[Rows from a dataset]
┄┄┄┄┄┄┄┄┄┄┄┄┄┄┄┄┄┄┄┄

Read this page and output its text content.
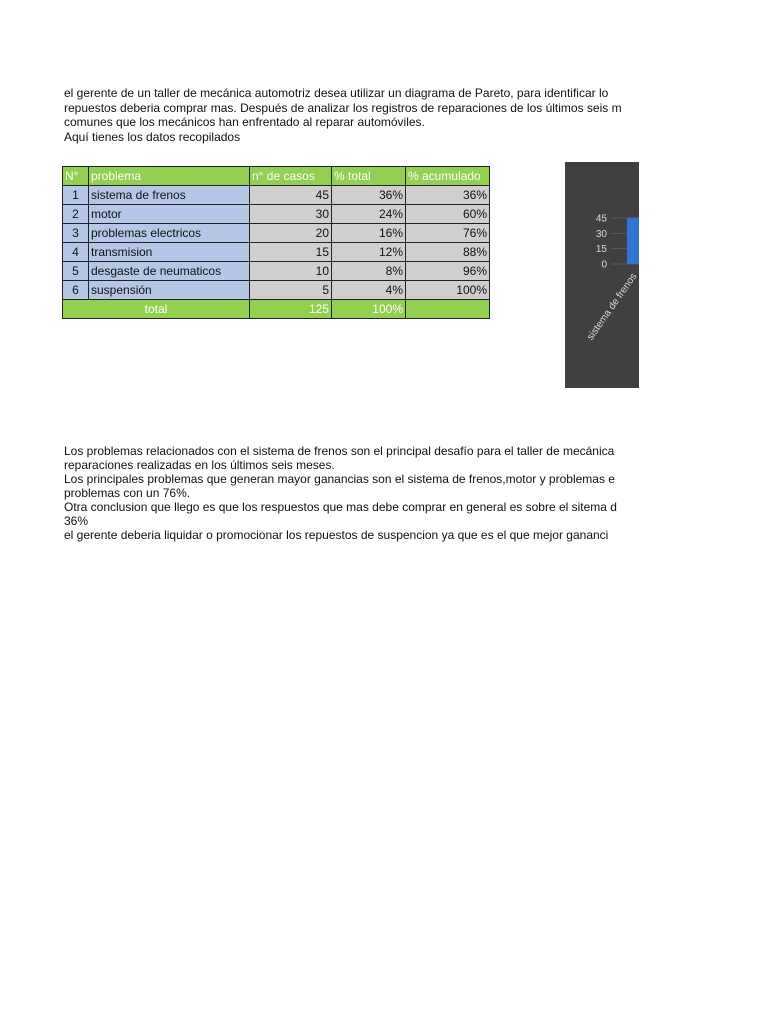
el gerente de un taller de mecánica automotriz desea utilizar un diagrama de Pareto, para identificar lo
repuestos deberia comprar mas. Después de analizar los registros de reparaciones de los últimos seis m
comunes que los mecánicos han enfrentado al reparar automóviles.
Aquí tienes los datos recopilados
N°	problema	n° de casos	% total	% acumulado
1	sistema de frenos	45	36%	36%
2	motor	30	24%	60%
3	problemas electricos	20	16%	76%
4	transmision	15	12%	88%
5	desgaste de neumaticos	10	8%	96%
6	suspensión	5	4%	100%
total		125	100%	
45
30
15
0
sistema de frenos
Los problemas relacionados con el sistema de frenos son el principal desafío para el taller de mecánica
reparaciones realizadas en los últimos seis meses.
Los principales problemas que generan mayor ganancias son el sistema de frenos,motor y problemas e
problemas con un 76%.
Otra conclusion que llego es que los respuestos que mas debe comprar en general es sobre el sitema d
36%
el gerente deberia liquidar o promocionar los repuestos de suspencion ya que es el que mejor gananci
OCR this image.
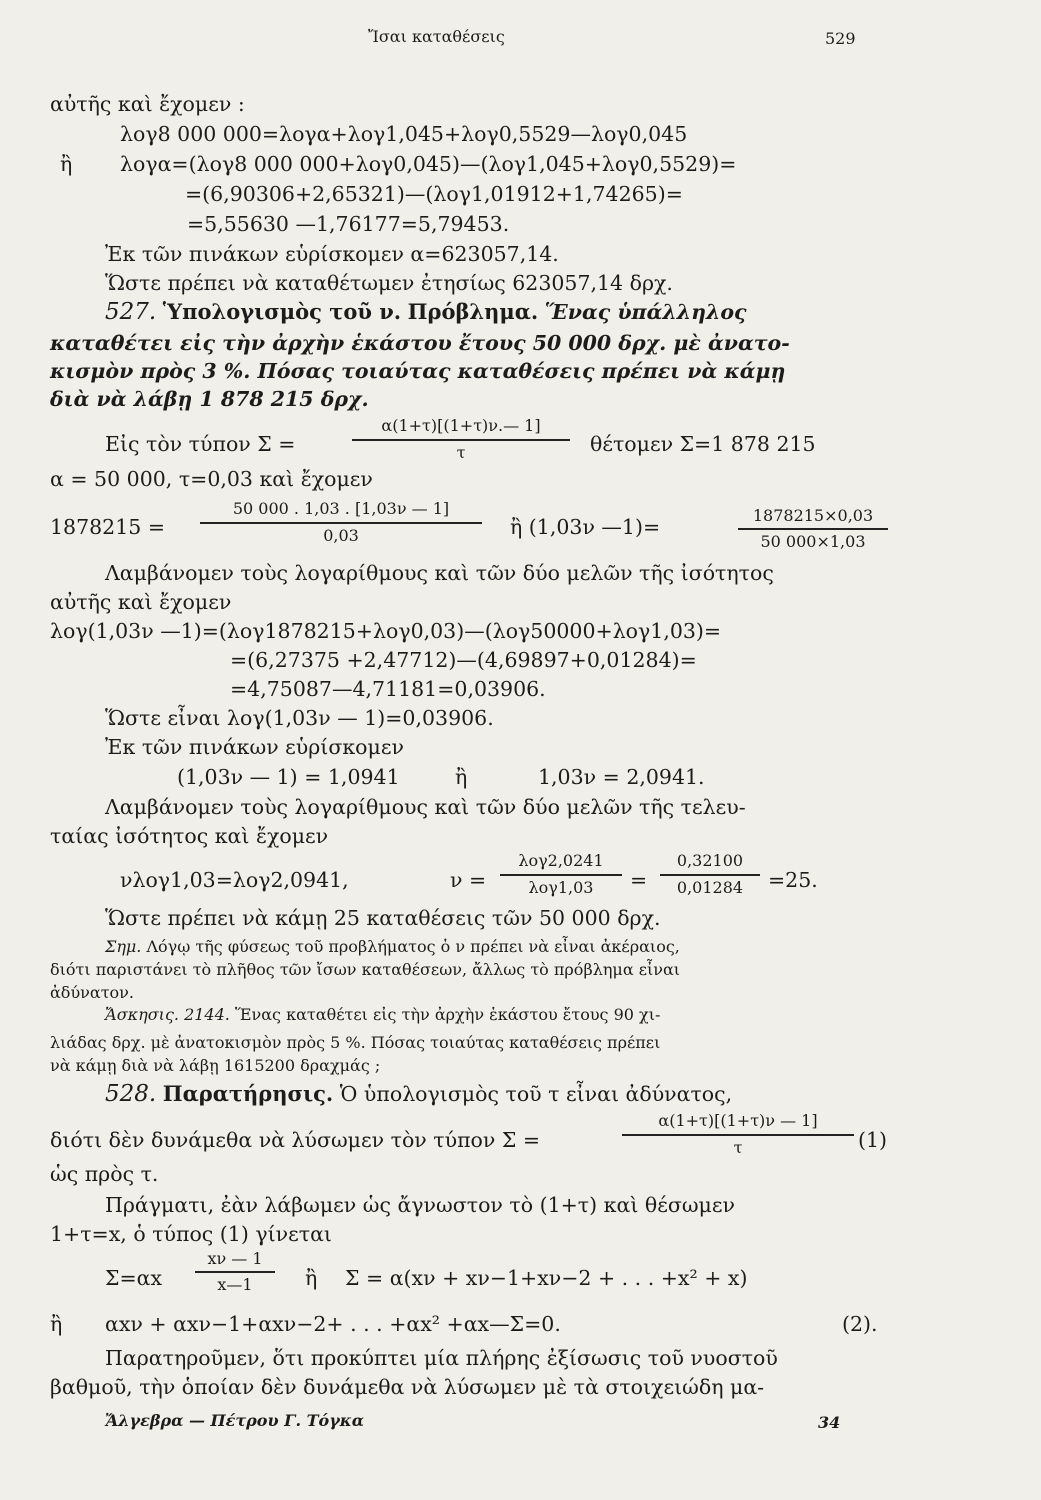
Ἴσαι καταθέσεις	529
αὐτῆς καὶ ἔχομεν :
λογ8 000 000=λογα+λογ1,045+λογ0,5529—λογ0,045
ἢ λογα=(λογ8 000 000+λογ0,045)—(λογ1,045+λογ0,5529)=
=(6,90306+2,65321)—(λογ1,01912+1,74265)=
=5,55630 —1,76177=5,79453.
Ἐκ τῶν πινάκων εὑρίσκομεν α=623057,14.
Ὥστε πρέπει νὰ καταθέτωμεν ἐτησίως 623057,14 δρχ.
527. Ὑπολογισμὸς τοῦ ν. Πρόβλημα. Ἕνας ὑπάλληλος
καταθέτει εἰς τὴν ἀρχὴν ἑκάστου ἔτους 50 000 δρχ. μὲ ἀνατο-
κισμὸν πρὸς 3 %. Πόσας τοιαύτας καταθέσεις πρέπει νὰ κάμῃ
διὰ νὰ λάβῃ 1 878 215 δρχ.
Εἰς τὸν τύπον Σ =
α(1+τ)[(1+τ)ν.— 1]
τ	θέτομεν Σ=1 878 215
α = 50 000, τ=0,03 καὶ ἔχομεν
1878215 =
50 000 . 1,03 . [1,03ν — 1]
0,03	ἢ (1,03ν —1)=	1878215×0,03
50 000×1,03
Λαμβάνομεν τοὺς λογαρίθμους καὶ τῶν δύο μελῶν τῆς ἰσότητος
αὐτῆς καὶ ἔχομεν
λογ(1,03ν —1)=(λογ1878215+λογ0,03)—(λογ50000+λογ1,03)=
=(6,27375 +2,47712)—(4,69897+0,01284)=
=4,75087—4,71181=0,03906.
Ὥστε εἶναι λογ(1,03ν — 1)=0,03906.
Ἐκ τῶν πινάκων εὑρίσκομεν
(1,03ν — 1) = 1,0941	ἢ	1,03ν = 2,0941.
Λαμβάνομεν τοὺς λογαρίθμους καὶ τῶν δύο μελῶν τῆς τελευ-
ταίας ἰσότητος καὶ ἔχομεν
νλογ1,03=λογ2,0941,	ν =
λογ2,0241
λογ1,03	=
0,32100
0,01284	=25.
Ὥστε πρέπει νὰ κάμῃ 25 καταθέσεις τῶν 50 000 δρχ.
Σημ. Λόγῳ τῆς φύσεως τοῦ προβλήματος ὁ ν πρέπει νὰ εἶναι ἀκέραιος,
διότι παριστάνει τὸ πλῆθος τῶν ἴσων καταθέσεων, ἄλλως τὸ πρόβλημα εἶναι
ἀδύνατον.
Ἄσκησις. 2144. Ἕνας καταθέτει εἰς τὴν ἀρχὴν ἑκάστου ἔτους 90 χι-
λιάδας δρχ. μὲ ἀνατοκισμὸν πρὸς 5 %. Πόσας τοιαύτας καταθέσεις πρέπει
νὰ κάμῃ διὰ νὰ λάβῃ 1615200 δραχμάς ;
528. Παρατήρησις. Ὁ ὑπολογισμὸς τοῦ τ εἶναι ἀδύνατος,
διότι δὲν δυνάμεθα νὰ λύσωμεν τὸν τύπον Σ =
α(1+τ)[(1+τ)ν — 1]
τ	(1)
ὡς πρὸς τ.
Πράγματι, ἐὰν λάβωμεν ὡς ἄγνωστον τὸ (1+τ) καὶ θέσωμεν
1+τ=x, ὁ τύπος (1) γίνεται
Σ=αx
xν — 1
x—1	ἢ Σ = α(xν + xν−1+xν−2 + . . . +x² + x)
ἢ αxν + αxν−1+αxν−2+ . . . +αx² +αx—Σ=0.	(2).
Παρατηροῦμεν, ὅτι προκύπτει μία πλήρης ἐξίσωσις τοῦ νυοστοῦ
βαθμοῦ, τὴν ὁποίαν δὲν δυνάμεθα νὰ λύσωμεν μὲ τὰ στοιχειώδη μα-
Ἄλγεβρα — Πέτρου Γ. Τόγκα	34
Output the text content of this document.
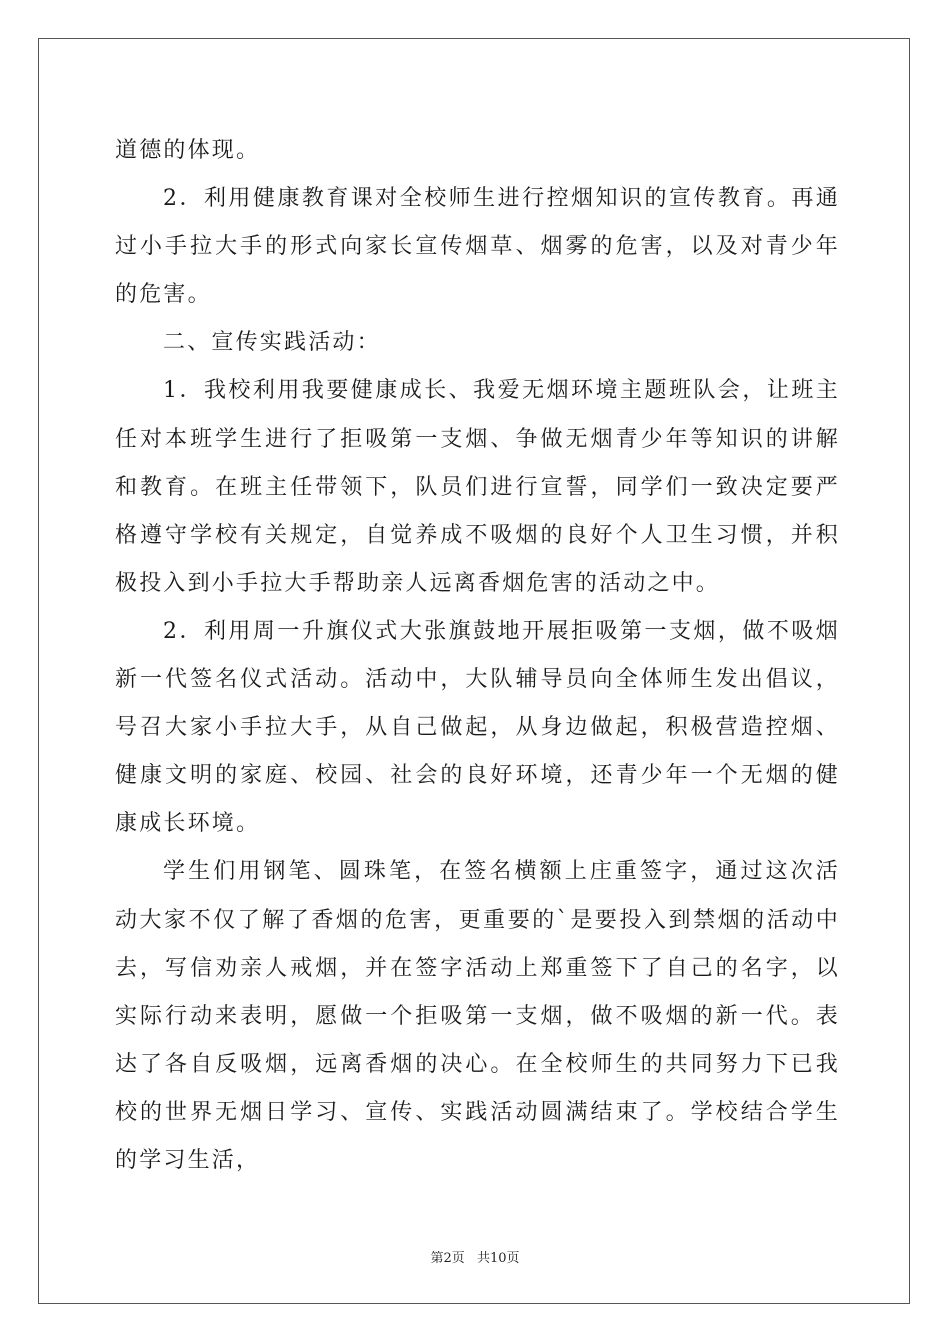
道德的体现。

2．利用健康教育课对全校师生进行控烟知识的宣传教育。再通过小手拉大手的形式向家长宣传烟草、烟雾的危害，以及对青少年的危害。

二、宣传实践活动：

1．我校利用我要健康成长、我爱无烟环境主题班队会，让班主任对本班学生进行了拒吸第一支烟、争做无烟青少年等知识的讲解和教育。在班主任带领下，队员们进行宣誓，同学们一致决定要严格遵守学校有关规定，自觉养成不吸烟的良好个人卫生习惯，并积极投入到小手拉大手帮助亲人远离香烟危害的活动之中。

2．利用周一升旗仪式大张旗鼓地开展拒吸第一支烟，做不吸烟新一代签名仪式活动。活动中，大队辅导员向全体师生发出倡议，号召大家小手拉大手，从自己做起，从身边做起，积极营造控烟、健康文明的家庭、校园、社会的良好环境，还青少年一个无烟的健康成长环境。

学生们用钢笔、圆珠笔，在签名横额上庄重签字，通过这次活动大家不仅了解了香烟的危害，更重要的`是要投入到禁烟的活动中去，写信劝亲人戒烟，并在签字活动上郑重签下了自己的名字，以实际行动来表明，愿做一个拒吸第一支烟，做不吸烟的新一代。表达了各自反吸烟，远离香烟的决心。在全校师生的共同努力下已我校的世界无烟日学习、宣传、实践活动圆满结束了。学校结合学生的学习生活，

第2页 共10页
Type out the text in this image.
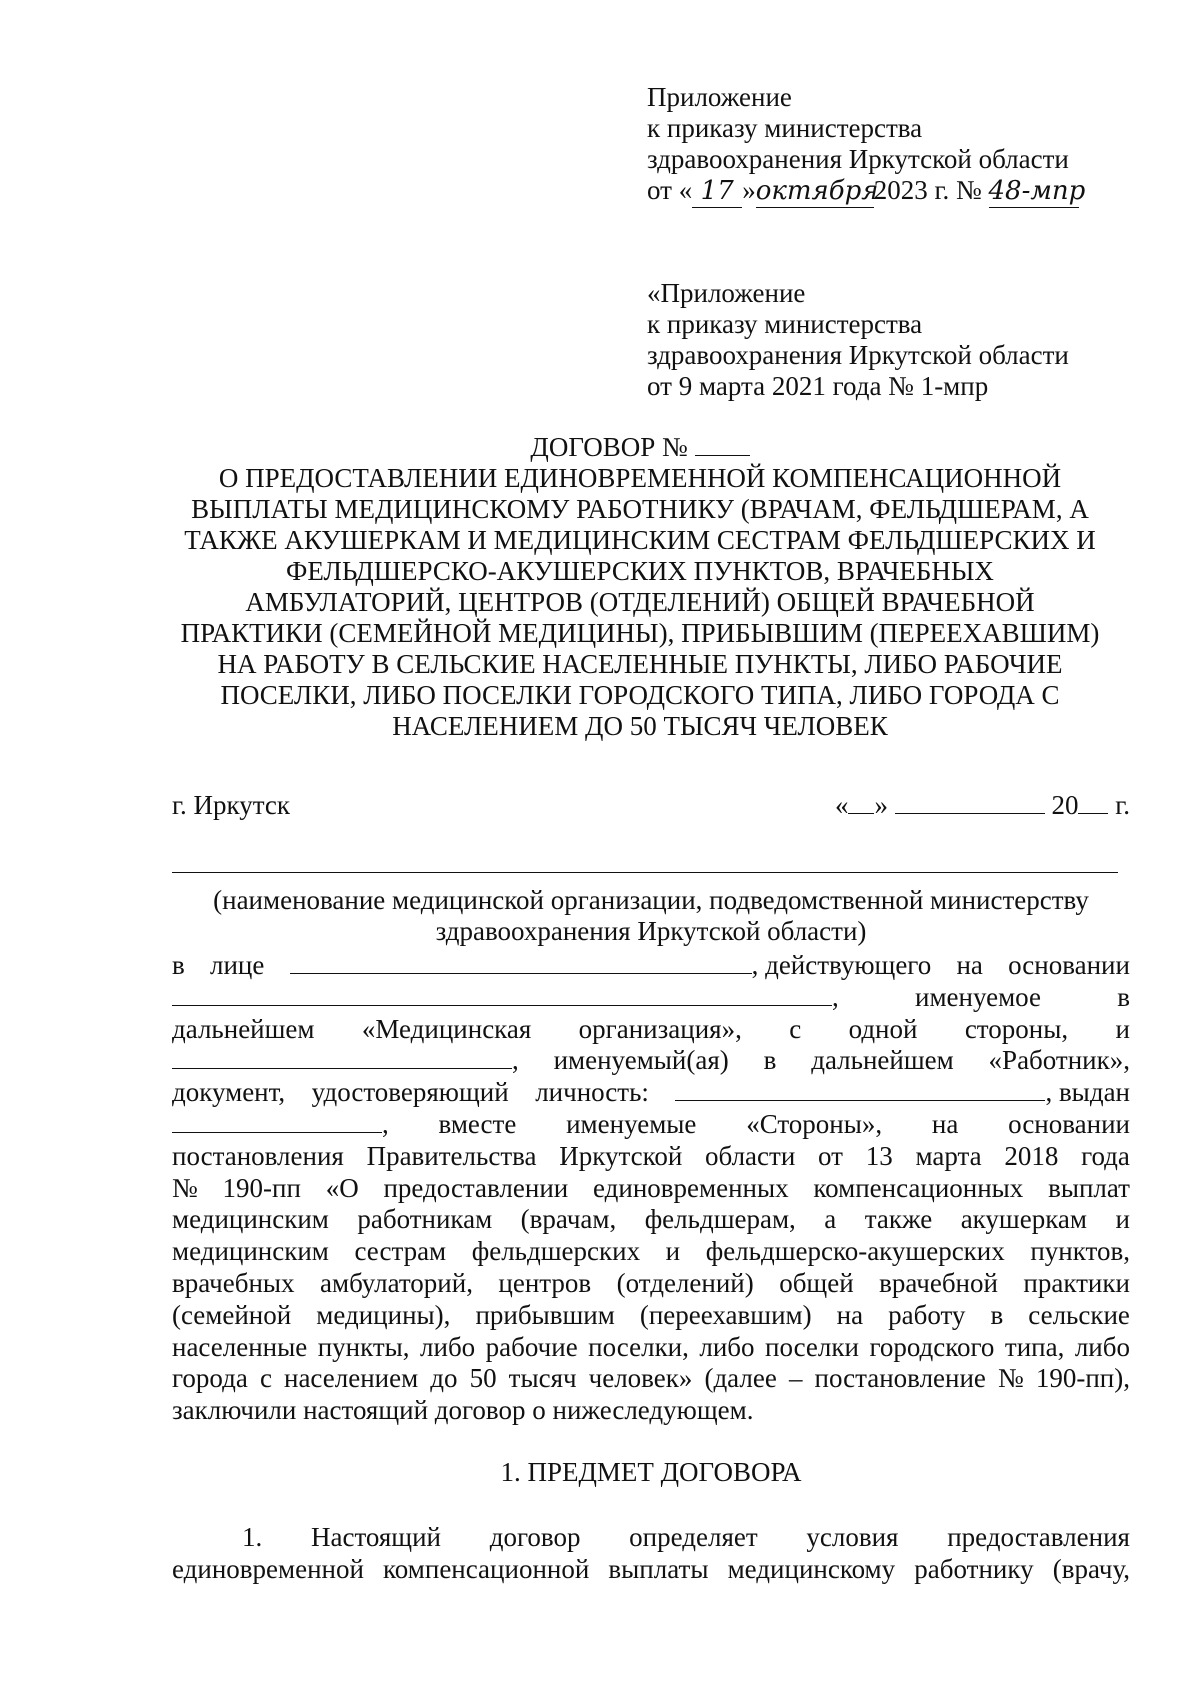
Приложение
к приказу министерства
здравоохранения Иркутской области
от « 17 »октября2023 г. № 48-мпр
«Приложение
к приказу министерства
здравоохранения Иркутской области
от 9 марта 2021 года № 1-мпр
ДОГОВОР №
О ПРЕДОСТАВЛЕНИИ ЕДИНОВРЕМЕННОЙ КОМПЕНСАЦИОННОЙ
ВЫПЛАТЫ МЕДИЦИНСКОМУ РАБОТНИКУ (ВРАЧАМ, ФЕЛЬДШЕРАМ, А
ТАКЖЕ АКУШЕРКАМ И МЕДИЦИНСКИМ СЕСТРАМ ФЕЛЬДШЕРСКИХ И
ФЕЛЬДШЕРСКО-АКУШЕРСКИХ ПУНКТОВ, ВРАЧЕБНЫХ
АМБУЛАТОРИЙ, ЦЕНТРОВ (ОТДЕЛЕНИЙ) ОБЩЕЙ ВРАЧЕБНОЙ
ПРАКТИКИ (СЕМЕЙНОЙ МЕДИЦИНЫ), ПРИБЫВШИМ (ПЕРЕЕХАВШИМ)
НА РАБОТУ В СЕЛЬСКИЕ НАСЕЛЕННЫЕ ПУНКТЫ, ЛИБО РАБОЧИЕ
ПОСЕЛКИ, ЛИБО ПОСЕЛКИ ГОРОДСКОГО ТИПА, ЛИБО ГОРОДА С
НАСЕЛЕНИЕМ ДО 50 ТЫСЯЧ ЧЕЛОВЕК
г. Иркутск	« »	20 г.
(наименование медицинской организации, подведомственной министерству
здравоохранения Иркутской области)
в лице	, действующего на основании
,	именуемое	в
дальнейшем «Медицинская организация», с одной стороны, и
, именуемый(ая) в дальнейшем «Работник»,
документ, удостоверяющий личность:	, выдан
, вместе именуемые «Стороны», на основании
постановления Правительства Иркутской области от 13 марта 2018 года
№ 190-пп «О предоставлении единовременных компенсационных выплат
медицинским работникам (врачам, фельдшерам, а также акушеркам и
медицинским сестрам фельдшерских и фельдшерско-акушерских пунктов,
врачебных амбулаторий, центров (отделений) общей врачебной практики
(семейной медицины), прибывшим (переехавшим) на работу в сельские
населенные пункты, либо рабочие поселки, либо поселки городского типа, либо
города с населением до 50 тысяч человек» (далее – постановление № 190-пп),
заключили настоящий договор о нижеследующем.
1. ПРЕДМЕТ ДОГОВОРА
1. Настоящий договор определяет условия предоставления
единовременной компенсационной выплаты медицинскому работнику (врачу,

┄┄┄┄┄┄┄┄┄┄┄┄┄┄┄┄┄┄┄┄

• To be done: Report all lines of the material that contain the word "motor".

• Result for this exercise:
2	motor	30	24%	60%
Los principales problemas que generan mayor ganancias son el sistema de frenos,motor y problemas e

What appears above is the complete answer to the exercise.